__Exercise task__
Select every line holding the word "structured" and copy it.

__Data entries__

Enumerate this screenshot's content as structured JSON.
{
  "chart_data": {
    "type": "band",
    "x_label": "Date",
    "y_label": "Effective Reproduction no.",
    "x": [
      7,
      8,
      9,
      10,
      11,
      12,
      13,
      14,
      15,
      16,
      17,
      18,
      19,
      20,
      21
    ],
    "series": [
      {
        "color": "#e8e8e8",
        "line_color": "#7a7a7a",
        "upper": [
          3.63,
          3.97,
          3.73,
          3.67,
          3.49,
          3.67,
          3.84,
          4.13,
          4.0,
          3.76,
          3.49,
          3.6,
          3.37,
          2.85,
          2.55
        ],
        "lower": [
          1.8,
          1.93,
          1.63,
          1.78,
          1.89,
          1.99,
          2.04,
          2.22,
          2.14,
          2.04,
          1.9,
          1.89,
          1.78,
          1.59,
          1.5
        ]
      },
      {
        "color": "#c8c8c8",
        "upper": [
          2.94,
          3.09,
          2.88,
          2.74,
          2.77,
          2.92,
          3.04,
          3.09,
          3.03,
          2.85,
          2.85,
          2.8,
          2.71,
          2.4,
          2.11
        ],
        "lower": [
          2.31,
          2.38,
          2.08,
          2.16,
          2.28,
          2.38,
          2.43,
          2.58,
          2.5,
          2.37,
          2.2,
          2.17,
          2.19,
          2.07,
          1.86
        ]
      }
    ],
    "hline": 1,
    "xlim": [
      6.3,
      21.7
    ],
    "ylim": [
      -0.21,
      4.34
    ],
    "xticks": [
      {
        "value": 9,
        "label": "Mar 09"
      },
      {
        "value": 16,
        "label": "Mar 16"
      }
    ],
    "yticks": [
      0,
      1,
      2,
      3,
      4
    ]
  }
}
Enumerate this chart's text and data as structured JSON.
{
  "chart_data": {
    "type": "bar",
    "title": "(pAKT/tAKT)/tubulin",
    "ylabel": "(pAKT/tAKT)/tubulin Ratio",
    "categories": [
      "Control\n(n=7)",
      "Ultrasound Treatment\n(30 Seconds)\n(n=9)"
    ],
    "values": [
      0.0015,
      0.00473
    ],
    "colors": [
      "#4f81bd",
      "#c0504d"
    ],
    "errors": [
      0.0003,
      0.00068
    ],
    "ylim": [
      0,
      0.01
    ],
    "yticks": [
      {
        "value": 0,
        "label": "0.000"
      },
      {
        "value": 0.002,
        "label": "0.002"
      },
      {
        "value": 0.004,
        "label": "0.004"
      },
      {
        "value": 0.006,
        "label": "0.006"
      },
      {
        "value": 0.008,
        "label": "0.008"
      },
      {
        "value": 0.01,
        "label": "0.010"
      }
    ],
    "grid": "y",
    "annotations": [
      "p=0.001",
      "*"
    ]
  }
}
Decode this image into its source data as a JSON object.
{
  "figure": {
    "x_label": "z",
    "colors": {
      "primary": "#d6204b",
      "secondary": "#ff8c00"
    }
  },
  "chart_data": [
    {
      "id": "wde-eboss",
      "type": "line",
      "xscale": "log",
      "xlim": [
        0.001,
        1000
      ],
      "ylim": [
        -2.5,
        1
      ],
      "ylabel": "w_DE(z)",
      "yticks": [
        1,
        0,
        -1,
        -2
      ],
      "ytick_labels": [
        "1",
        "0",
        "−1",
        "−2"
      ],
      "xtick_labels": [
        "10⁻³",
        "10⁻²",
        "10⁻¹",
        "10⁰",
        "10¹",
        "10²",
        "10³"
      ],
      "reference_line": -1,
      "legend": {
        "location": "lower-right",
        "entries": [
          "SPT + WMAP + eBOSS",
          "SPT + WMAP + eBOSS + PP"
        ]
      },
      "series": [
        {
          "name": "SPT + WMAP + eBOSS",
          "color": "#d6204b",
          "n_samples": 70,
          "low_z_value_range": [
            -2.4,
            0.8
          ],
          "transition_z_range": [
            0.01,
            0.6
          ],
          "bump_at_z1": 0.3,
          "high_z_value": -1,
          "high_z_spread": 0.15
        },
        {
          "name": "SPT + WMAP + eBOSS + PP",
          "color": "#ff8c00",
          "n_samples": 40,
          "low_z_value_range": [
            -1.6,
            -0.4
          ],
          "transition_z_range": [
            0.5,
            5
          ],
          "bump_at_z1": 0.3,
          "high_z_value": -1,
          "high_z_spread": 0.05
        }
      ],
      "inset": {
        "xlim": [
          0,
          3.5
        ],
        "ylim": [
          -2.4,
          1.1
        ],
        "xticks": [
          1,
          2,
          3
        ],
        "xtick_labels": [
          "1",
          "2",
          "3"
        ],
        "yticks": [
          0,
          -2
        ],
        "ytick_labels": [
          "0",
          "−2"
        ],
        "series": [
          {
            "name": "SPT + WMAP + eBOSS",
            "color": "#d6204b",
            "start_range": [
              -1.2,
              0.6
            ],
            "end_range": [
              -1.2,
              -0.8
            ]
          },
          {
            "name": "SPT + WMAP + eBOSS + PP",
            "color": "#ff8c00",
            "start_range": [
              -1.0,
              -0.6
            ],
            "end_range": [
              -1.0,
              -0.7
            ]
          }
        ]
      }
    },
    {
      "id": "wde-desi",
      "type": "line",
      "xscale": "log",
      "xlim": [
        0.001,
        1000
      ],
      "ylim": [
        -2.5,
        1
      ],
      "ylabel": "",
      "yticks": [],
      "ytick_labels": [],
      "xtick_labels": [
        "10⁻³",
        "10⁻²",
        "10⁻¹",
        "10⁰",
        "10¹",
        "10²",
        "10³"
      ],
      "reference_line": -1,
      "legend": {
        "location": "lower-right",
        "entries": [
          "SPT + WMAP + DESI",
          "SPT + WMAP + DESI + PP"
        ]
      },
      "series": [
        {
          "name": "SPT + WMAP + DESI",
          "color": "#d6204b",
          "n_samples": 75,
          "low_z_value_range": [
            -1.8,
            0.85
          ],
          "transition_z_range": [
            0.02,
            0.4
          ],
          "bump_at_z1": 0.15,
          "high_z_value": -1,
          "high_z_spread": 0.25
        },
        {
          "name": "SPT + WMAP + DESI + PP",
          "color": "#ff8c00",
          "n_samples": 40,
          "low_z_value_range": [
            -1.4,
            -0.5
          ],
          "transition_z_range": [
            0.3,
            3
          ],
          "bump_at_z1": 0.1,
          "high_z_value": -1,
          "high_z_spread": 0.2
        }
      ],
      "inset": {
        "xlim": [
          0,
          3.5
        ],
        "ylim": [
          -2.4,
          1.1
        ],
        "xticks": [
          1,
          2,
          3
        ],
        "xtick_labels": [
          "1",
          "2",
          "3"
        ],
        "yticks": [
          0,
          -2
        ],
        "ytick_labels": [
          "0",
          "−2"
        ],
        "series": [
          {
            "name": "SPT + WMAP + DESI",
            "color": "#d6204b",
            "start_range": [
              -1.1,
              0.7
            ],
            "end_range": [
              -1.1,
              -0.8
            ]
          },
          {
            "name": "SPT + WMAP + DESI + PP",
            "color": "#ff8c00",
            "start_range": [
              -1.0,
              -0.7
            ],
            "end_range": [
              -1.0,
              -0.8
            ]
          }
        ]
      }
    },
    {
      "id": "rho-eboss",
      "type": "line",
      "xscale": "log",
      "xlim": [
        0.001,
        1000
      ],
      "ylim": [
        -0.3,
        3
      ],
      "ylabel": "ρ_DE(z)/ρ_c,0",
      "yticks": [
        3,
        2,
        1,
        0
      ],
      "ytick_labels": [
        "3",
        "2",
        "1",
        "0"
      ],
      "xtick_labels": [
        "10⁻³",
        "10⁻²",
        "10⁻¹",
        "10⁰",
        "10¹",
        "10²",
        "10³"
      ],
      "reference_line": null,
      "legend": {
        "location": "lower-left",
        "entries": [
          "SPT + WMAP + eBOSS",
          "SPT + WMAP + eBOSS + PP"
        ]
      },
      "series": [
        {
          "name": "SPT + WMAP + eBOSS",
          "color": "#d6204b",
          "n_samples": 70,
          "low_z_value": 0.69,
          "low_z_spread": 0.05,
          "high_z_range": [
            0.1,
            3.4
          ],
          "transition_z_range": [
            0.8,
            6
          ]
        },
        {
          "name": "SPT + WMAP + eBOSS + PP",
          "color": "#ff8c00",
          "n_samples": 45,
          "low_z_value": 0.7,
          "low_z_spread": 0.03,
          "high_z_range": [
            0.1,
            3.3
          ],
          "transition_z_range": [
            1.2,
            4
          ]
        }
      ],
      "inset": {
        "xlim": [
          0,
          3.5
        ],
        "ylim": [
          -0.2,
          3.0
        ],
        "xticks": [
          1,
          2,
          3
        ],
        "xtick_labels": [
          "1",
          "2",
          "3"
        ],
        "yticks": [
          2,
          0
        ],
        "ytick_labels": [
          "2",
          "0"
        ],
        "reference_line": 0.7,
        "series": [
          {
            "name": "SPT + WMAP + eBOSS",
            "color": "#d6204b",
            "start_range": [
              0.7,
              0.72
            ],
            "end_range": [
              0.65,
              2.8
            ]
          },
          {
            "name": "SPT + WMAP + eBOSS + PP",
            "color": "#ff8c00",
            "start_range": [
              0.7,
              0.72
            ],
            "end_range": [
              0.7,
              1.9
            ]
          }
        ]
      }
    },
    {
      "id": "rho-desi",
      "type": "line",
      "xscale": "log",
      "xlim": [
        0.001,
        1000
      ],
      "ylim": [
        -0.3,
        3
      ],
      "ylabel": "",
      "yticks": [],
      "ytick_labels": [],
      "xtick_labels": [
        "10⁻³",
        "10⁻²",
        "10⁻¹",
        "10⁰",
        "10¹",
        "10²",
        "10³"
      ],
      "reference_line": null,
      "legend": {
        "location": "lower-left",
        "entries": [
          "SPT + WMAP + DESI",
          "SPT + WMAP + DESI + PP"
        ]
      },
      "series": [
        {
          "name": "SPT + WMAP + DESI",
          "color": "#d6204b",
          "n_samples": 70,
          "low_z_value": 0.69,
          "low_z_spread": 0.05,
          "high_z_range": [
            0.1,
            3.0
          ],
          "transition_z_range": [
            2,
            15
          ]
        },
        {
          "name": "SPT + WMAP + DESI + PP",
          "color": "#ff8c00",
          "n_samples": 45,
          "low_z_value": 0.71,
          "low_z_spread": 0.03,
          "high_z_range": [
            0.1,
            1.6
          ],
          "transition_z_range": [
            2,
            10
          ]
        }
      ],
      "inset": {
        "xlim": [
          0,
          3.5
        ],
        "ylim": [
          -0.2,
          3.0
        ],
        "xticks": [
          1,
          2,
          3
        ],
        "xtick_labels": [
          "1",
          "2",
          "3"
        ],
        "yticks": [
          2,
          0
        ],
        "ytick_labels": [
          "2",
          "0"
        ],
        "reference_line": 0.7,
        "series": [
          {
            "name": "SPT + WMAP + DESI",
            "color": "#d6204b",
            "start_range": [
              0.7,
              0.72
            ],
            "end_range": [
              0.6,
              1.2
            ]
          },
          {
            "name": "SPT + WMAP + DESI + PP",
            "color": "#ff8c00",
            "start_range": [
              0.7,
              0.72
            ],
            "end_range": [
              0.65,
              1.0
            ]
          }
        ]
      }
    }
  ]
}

__Correct output__
Enumerate this screenshot's content as structured JSON.
Enumerate this chart's text and data as structured JSON.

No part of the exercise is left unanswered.